━━━━━ PROVIDED TEXT ━━━━━
Mathematics has long been built on the sturdy foundation of intuition. From counting pebbles to solving complex equations, mathematicians have relied on their inner compass to navigate the abstract landscapes of numbers and shapes. But as the 19th century dawned, something intriguing and unsettling began to occur – mathematics, the bedrock of human knowledge, was on the brink of a seismic shift.
This piece goes into how this happened, what changed - and its consequences. Though I might not know a lot of mathematics, I firmly believe that this is one of the most interesting (while being accessible) parts of mathematics.
All of this begins with arguably the most famous paradox in mathematics, logic, and the like - the Russell’s paradox.
Russell’s Paradox
Let \(A\) be the set of all sets that do not contain themselves. Does \(A\) contain itself?
\[ A = \{x : x \not\in x\} \text{. Is } A \in A? \]
Well, if \(A \in A\) then by the definition of \(A\), we get \(A \not \in A\). But if \(A \not\in A\) then \(A \in A\). Poof.
This called for a need for formalism - intuition was just not enough. Here came Axiomatic Set Theory - one of the most famous systems of Axiomatic Set Theory is the Zermelo Fraenkel set theory. (Do click the link and read the axioms - they are fun! And everything makes sense at the end.)
━━━━━
REQUIRED TASK -
Reproduce the essay on Russell's paradox in full, word for word. The listing comes from a source unrelated to the essay on Russell's paradox.
━━━━━ DATA EXCERPT ━━━━━
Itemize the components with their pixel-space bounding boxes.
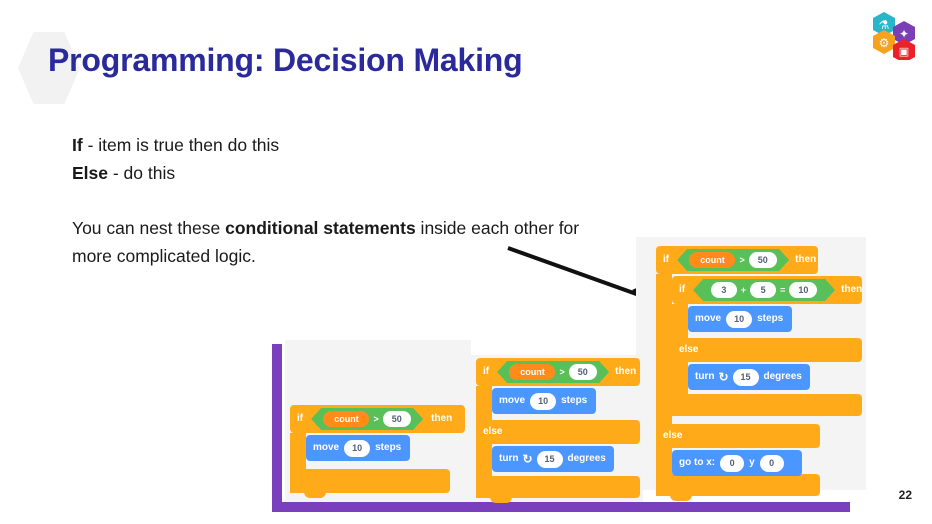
━━━━━
RESPONSE -
Mathematics has long been built on the sturdy foundation of intuition. From counting pebbles to solving complex equations, mathematicians have relied on their inner compass to navigate the abstract landscapes of numbers and shapes. But as the 19th century dawned, something intriguing and unsettling began to occur – mathematics, the bedrock of human knowledge, was on the brink of a seismic shift.
This piece goes into how this happened, what changed - and its consequences. Though I might not know a lot of mathematics, I firmly believe that this is one of the most interesting (while being accessible) parts of mathematics.
All of this begins with arguably the most famous paradox in mathematics, logic, and the like - the Russell’s paradox.
Russell’s Paradox
Let \(A\) be the set of all sets that do not contain themselves. Does \(A\) contain itself?
\[ A = \{x : x \not\in x\} \text{. Is } A \in A? \]
Well, if \(A \in A\) then by the definition of \(A\), we get \(A \not \in A\). But if \(A \not\in A\) then \(A \in A\). Poof.
This called for a need for formalism - intuition was just not enough. Here came Axiomatic Set Theory - one of the most famous systems of Axiomatic Set Theory is the Zermelo Fraenkel set theory. (Do click the link and read the axioms - they are fun! And everything makes sense at the end.)